[A run of records]
--- Start ---
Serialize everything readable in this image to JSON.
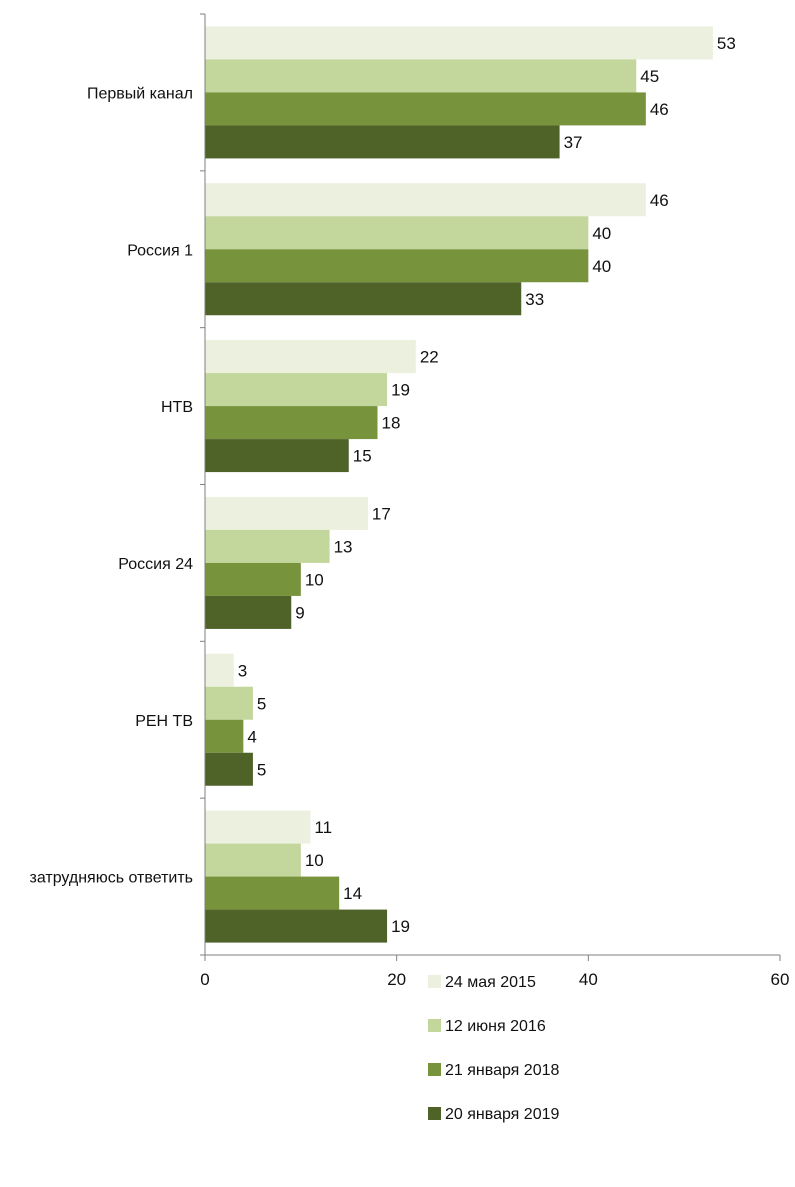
{
  "chart_data": {
    "type": "bar",
    "orientation": "horizontal",
    "categories": [
      "Первый канал",
      "Россия 1",
      "НТВ",
      "Россия 24",
      "РЕН ТВ",
      "затрудняюсь ответить"
    ],
    "series": [
      {
        "name": "24 мая 2015",
        "color": "#EBF1DE",
        "values": [
          53,
          46,
          22,
          17,
          3,
          11
        ]
      },
      {
        "name": "12 июня 2016",
        "color": "#C3D69B",
        "values": [
          45,
          40,
          19,
          13,
          5,
          10
        ]
      },
      {
        "name": "21 января 2018",
        "color": "#77933C",
        "values": [
          46,
          40,
          18,
          10,
          4,
          14
        ]
      },
      {
        "name": "20 января 2019",
        "color": "#4F6228",
        "values": [
          37,
          33,
          15,
          9,
          5,
          19
        ]
      }
    ],
    "xlim": [
      0,
      60
    ],
    "x_ticks": [
      0,
      20,
      40,
      60
    ],
    "title": "",
    "xlabel": "",
    "ylabel": "",
    "grid": false,
    "legend_position": "bottom"
  }
}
--- End ---
_PROMPT_
Working from the lines above, reproduce the material exactly and exclude its pictures.

_RESULT BELOW_
Serialize everything readable in this image to JSON.
{
  "chart_data": {
    "type": "bar",
    "orientation": "horizontal",
    "categories": [
      "Первый канал",
      "Россия 1",
      "НТВ",
      "Россия 24",
      "РЕН ТВ",
      "затрудняюсь ответить"
    ],
    "series": [
      {
        "name": "24 мая 2015",
        "color": "#EBF1DE",
        "values": [
          53,
          46,
          22,
          17,
          3,
          11
        ]
      },
      {
        "name": "12 июня 2016",
        "color": "#C3D69B",
        "values": [
          45,
          40,
          19,
          13,
          5,
          10
        ]
      },
      {
        "name": "21 января 2018",
        "color": "#77933C",
        "values": [
          46,
          40,
          18,
          10,
          4,
          14
        ]
      },
      {
        "name": "20 января 2019",
        "color": "#4F6228",
        "values": [
          37,
          33,
          15,
          9,
          5,
          19
        ]
      }
    ],
    "xlim": [
      0,
      60
    ],
    "x_ticks": [
      0,
      20,
      40,
      60
    ],
    "title": "",
    "xlabel": "",
    "ylabel": "",
    "grid": false,
    "legend_position": "bottom"
  }
}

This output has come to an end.